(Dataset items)

────

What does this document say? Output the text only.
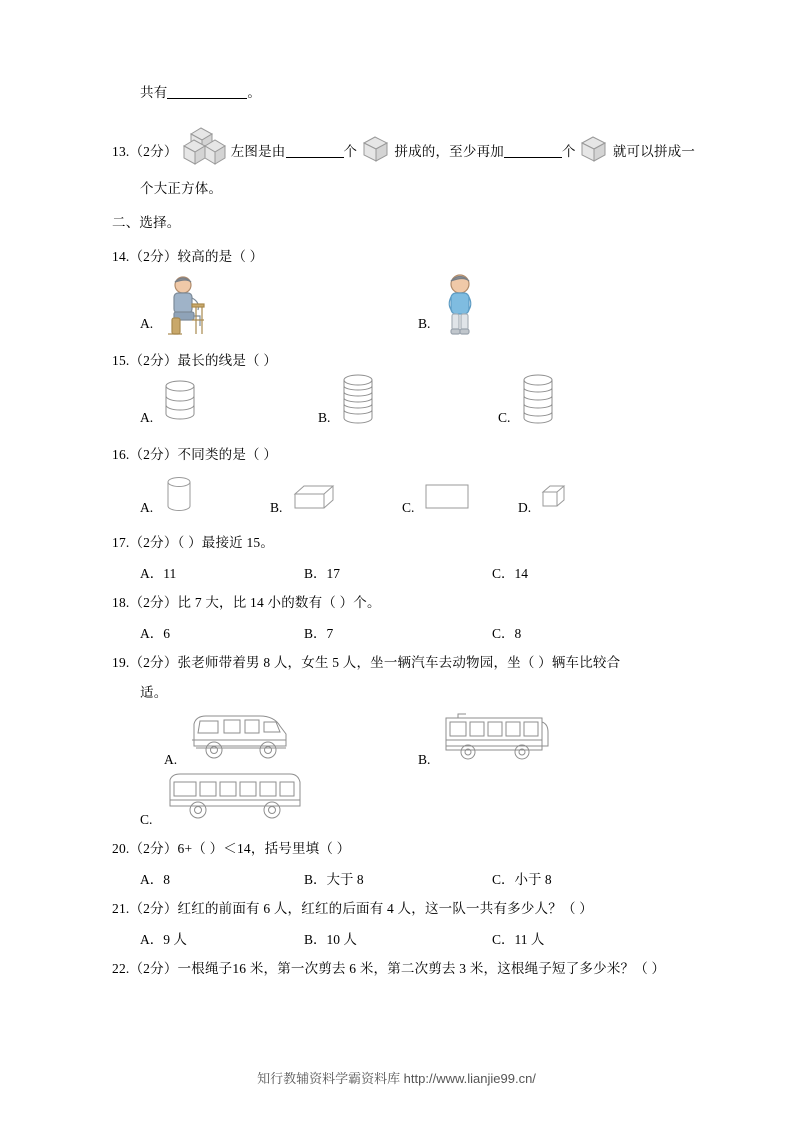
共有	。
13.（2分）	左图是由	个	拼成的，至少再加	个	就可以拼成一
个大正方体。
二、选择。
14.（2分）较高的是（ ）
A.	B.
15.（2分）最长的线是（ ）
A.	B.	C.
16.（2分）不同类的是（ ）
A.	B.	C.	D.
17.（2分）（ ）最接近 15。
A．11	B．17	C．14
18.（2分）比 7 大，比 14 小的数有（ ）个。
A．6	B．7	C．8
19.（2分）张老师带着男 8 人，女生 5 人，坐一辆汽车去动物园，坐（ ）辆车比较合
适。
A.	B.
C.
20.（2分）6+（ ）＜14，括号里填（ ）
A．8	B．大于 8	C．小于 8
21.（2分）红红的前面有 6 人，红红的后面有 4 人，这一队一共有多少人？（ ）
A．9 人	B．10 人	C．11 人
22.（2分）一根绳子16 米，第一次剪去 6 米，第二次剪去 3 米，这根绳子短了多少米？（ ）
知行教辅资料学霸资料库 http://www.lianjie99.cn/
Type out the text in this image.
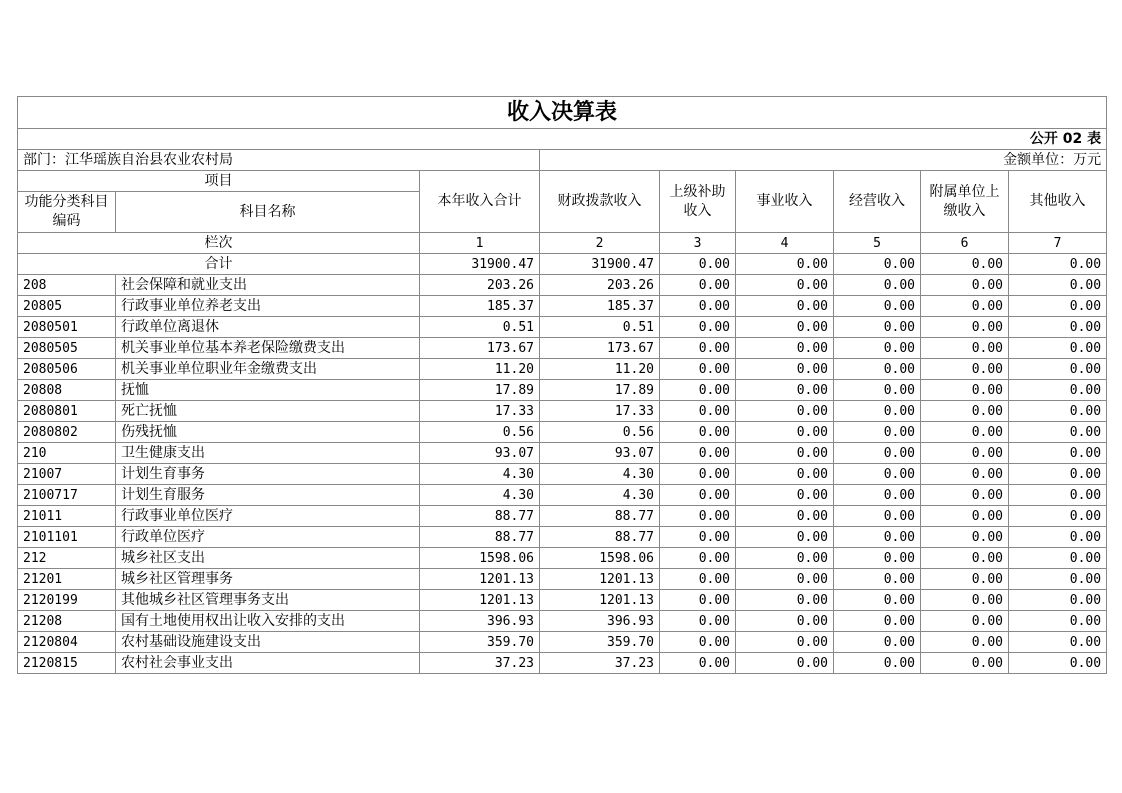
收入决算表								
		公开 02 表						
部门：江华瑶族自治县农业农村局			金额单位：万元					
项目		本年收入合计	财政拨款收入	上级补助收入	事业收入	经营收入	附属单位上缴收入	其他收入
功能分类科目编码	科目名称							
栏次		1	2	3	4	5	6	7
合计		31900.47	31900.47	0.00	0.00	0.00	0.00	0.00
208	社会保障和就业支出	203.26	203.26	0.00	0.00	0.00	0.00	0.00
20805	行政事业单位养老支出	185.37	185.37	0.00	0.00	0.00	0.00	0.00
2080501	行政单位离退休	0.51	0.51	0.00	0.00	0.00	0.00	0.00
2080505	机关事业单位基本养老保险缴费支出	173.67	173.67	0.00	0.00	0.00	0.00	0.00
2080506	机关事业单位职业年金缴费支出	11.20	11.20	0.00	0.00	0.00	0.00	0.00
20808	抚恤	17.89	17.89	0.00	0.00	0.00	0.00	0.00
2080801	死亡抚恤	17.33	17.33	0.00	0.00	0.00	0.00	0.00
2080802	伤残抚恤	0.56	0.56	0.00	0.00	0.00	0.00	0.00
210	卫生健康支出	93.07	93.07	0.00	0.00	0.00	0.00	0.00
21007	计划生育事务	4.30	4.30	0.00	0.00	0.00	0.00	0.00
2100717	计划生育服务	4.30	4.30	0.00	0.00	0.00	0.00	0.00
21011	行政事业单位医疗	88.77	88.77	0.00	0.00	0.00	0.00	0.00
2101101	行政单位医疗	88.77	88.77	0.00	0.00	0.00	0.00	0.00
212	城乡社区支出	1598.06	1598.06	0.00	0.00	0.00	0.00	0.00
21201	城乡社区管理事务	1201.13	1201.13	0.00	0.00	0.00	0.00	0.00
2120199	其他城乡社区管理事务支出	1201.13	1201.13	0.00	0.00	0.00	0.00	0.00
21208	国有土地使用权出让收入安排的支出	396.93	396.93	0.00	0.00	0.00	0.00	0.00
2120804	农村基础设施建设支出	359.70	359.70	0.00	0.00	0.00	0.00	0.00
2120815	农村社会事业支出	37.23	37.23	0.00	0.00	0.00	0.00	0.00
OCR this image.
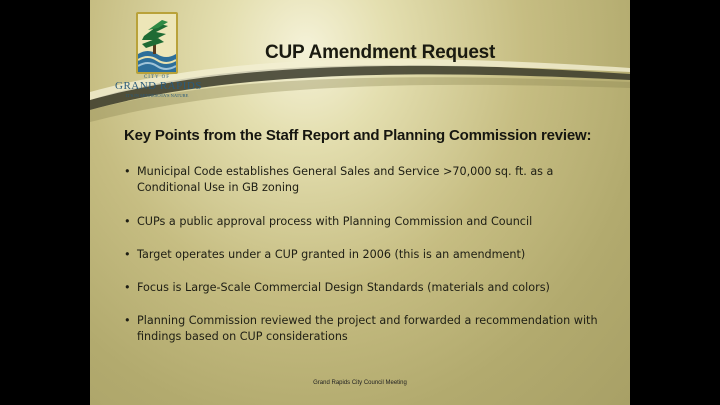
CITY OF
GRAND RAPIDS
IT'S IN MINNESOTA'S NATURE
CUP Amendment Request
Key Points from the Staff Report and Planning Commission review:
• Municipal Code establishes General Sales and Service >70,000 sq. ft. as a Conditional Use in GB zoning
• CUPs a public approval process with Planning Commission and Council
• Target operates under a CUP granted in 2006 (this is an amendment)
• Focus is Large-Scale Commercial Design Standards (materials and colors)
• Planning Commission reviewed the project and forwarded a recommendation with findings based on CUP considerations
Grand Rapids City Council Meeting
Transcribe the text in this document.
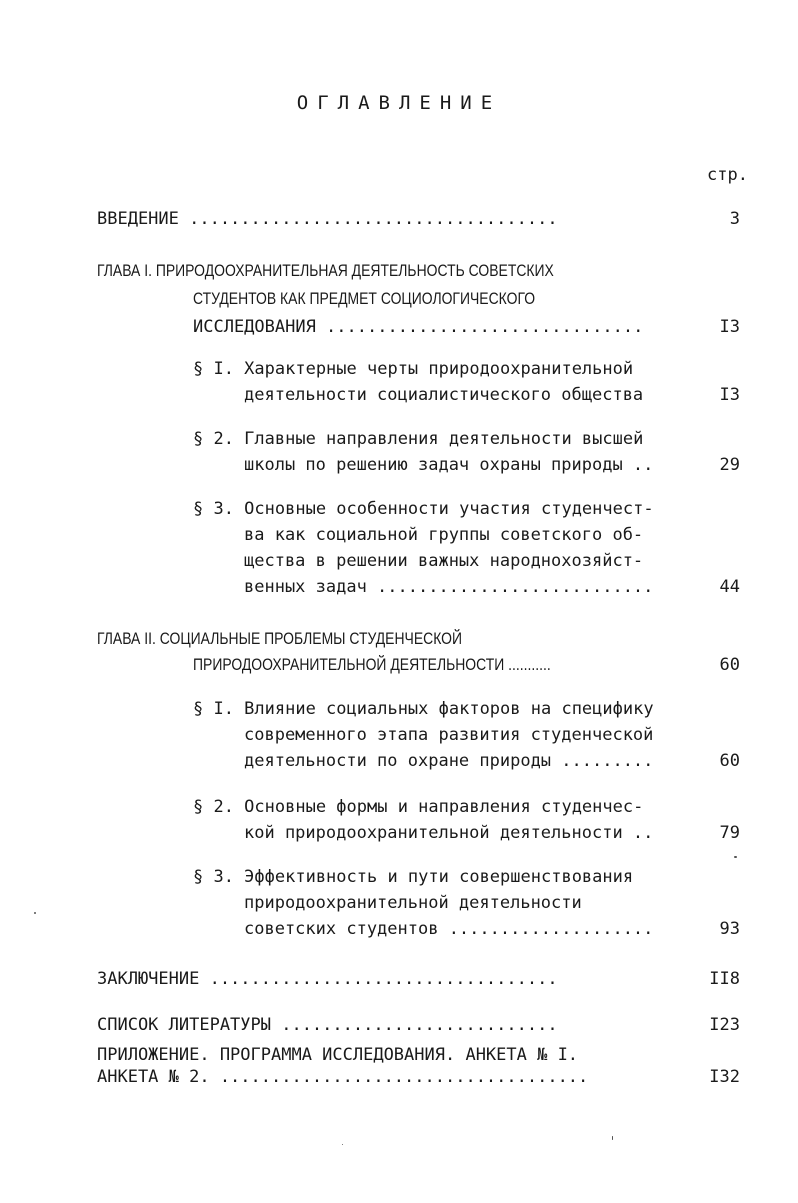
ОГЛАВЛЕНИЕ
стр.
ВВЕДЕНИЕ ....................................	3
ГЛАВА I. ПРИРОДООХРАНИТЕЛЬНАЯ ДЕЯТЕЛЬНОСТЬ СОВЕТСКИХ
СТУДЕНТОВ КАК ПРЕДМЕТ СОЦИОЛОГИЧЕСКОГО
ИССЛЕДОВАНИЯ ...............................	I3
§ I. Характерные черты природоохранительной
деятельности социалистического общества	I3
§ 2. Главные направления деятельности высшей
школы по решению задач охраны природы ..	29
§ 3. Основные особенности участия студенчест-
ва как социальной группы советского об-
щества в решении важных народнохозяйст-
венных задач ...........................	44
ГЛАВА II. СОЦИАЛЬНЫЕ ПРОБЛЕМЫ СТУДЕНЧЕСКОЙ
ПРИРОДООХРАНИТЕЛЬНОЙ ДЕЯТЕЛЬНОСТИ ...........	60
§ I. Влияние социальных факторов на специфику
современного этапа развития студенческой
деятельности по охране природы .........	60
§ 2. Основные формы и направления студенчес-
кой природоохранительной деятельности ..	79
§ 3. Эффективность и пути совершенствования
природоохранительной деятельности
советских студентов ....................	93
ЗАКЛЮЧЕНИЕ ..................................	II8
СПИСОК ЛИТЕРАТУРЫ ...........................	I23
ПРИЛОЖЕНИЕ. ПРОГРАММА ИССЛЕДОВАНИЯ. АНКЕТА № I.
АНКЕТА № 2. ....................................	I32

────

> Direction:
Identify the lines of the data that contain the word "природы". Copy each of them.

> Reply to the task:
школы по решению задач охраны природы ..	29
деятельности по охране природы .........	60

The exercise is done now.